* Instructions to follow: Update the entries below by replacing "sectional view" with "cross-sectional drawing", and reproduce every line with all other text unchanged.

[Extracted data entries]
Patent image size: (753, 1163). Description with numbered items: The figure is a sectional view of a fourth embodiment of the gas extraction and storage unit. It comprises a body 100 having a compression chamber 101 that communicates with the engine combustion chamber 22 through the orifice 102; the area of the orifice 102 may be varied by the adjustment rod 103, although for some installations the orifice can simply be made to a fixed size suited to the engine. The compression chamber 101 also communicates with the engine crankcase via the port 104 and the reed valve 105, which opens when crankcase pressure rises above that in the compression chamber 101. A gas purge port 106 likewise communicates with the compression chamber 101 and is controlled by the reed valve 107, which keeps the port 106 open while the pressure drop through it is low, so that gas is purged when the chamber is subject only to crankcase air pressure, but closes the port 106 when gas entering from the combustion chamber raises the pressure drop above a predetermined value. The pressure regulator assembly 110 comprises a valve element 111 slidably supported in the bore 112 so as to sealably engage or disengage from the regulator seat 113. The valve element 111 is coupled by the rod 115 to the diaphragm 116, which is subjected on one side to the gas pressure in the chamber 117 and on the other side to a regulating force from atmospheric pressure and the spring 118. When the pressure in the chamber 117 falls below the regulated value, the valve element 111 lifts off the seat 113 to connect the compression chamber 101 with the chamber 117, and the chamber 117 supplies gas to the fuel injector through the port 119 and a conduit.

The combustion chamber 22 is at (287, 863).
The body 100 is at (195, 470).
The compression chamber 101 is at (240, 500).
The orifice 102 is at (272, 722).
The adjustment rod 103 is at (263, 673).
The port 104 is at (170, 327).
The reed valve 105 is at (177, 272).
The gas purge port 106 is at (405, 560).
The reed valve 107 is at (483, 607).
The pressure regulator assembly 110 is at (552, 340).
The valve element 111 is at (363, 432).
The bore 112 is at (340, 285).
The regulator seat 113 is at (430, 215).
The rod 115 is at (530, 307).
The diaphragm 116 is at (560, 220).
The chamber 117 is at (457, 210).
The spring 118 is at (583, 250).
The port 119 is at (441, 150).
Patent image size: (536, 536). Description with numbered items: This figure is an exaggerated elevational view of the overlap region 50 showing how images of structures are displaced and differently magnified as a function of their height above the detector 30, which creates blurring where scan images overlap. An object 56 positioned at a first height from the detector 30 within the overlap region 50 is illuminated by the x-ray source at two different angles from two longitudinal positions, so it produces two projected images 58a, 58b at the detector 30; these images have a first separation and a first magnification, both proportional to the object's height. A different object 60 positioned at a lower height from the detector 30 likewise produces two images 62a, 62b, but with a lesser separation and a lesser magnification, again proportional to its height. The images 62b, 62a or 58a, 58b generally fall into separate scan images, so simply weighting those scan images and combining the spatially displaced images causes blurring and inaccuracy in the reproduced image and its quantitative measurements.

* Response to this task:
Patent image size: (753, 1163). Description with numbered items: The figure is a cross-sectional drawing of a fourth embodiment of the gas extraction and storage unit. It comprises a body 100 having a compression chamber 101 that communicates with the engine combustion chamber 22 through the orifice 102; the area of the orifice 102 may be varied by the adjustment rod 103, although for some installations the orifice can simply be made to a fixed size suited to the engine. The compression chamber 101 also communicates with the engine crankcase via the port 104 and the reed valve 105, which opens when crankcase pressure rises above that in the compression chamber 101. A gas purge port 106 likewise communicates with the compression chamber 101 and is controlled by the reed valve 107, which keeps the port 106 open while the pressure drop through it is low, so that gas is purged when the chamber is subject only to crankcase air pressure, but closes the port 106 when gas entering from the combustion chamber raises the pressure drop above a predetermined value. The pressure regulator assembly 110 comprises a valve element 111 slidably supported in the bore 112 so as to sealably engage or disengage from the regulator seat 113. The valve element 111 is coupled by the rod 115 to the diaphragm 116, which is subjected on one side to the gas pressure in the chamber 117 and on the other side to a regulating force from atmospheric pressure and the spring 118. When the pressure in the chamber 117 falls below the regulated value, the valve element 111 lifts off the seat 113 to connect the compression chamber 101 with the chamber 117, and the chamber 117 supplies gas to the fuel injector through the port 119 and a conduit.

The combustion chamber 22 is at (287, 863).
The body 100 is at (195, 470).
The compression chamber 101 is at (240, 500).
The orifice 102 is at (272, 722).
The adjustment rod 103 is at (263, 673).
The port 104 is at (170, 327).
The reed valve 105 is at (177, 272).
The gas purge port 106 is at (405, 560).
The reed valve 107 is at (483, 607).
The pressure regulator assembly 110 is at (552, 340).
The valve element 111 is at (363, 432).
The bore 112 is at (340, 285).
The regulator seat 113 is at (430, 215).
The rod 115 is at (530, 307).
The diaphragm 116 is at (560, 220).
The chamber 117 is at (457, 210).
The spring 118 is at (583, 250).
The port 119 is at (441, 150).
Patent image size: (536, 536). Description with numbered items: This figure is an exaggerated elevational view of the overlap region 50 showing how images of structures are displaced and differently magnified as a function of their height above the detector 30, which creates blurring where scan images overlap. An object 56 positioned at a first height from the detector 30 within the overlap region 50 is illuminated by the x-ray source at two different angles from two longitudinal positions, so it produces two projected images 58a, 58b at the detector 30; these images have a first separation and a first magnification, both proportional to the object's height. A different object 60 positioned at a lower height from the detector 30 likewise produces two images 62a, 62b, but with a lesser separation and a lesser magnification, again proportional to its height. The images 62b, 62a or 58a, 58b generally fall into separate scan images, so simply weighting those scan images and combining the spatially displaced images causes blurring and inaccuracy in the reproduced image and its quantitative measurements.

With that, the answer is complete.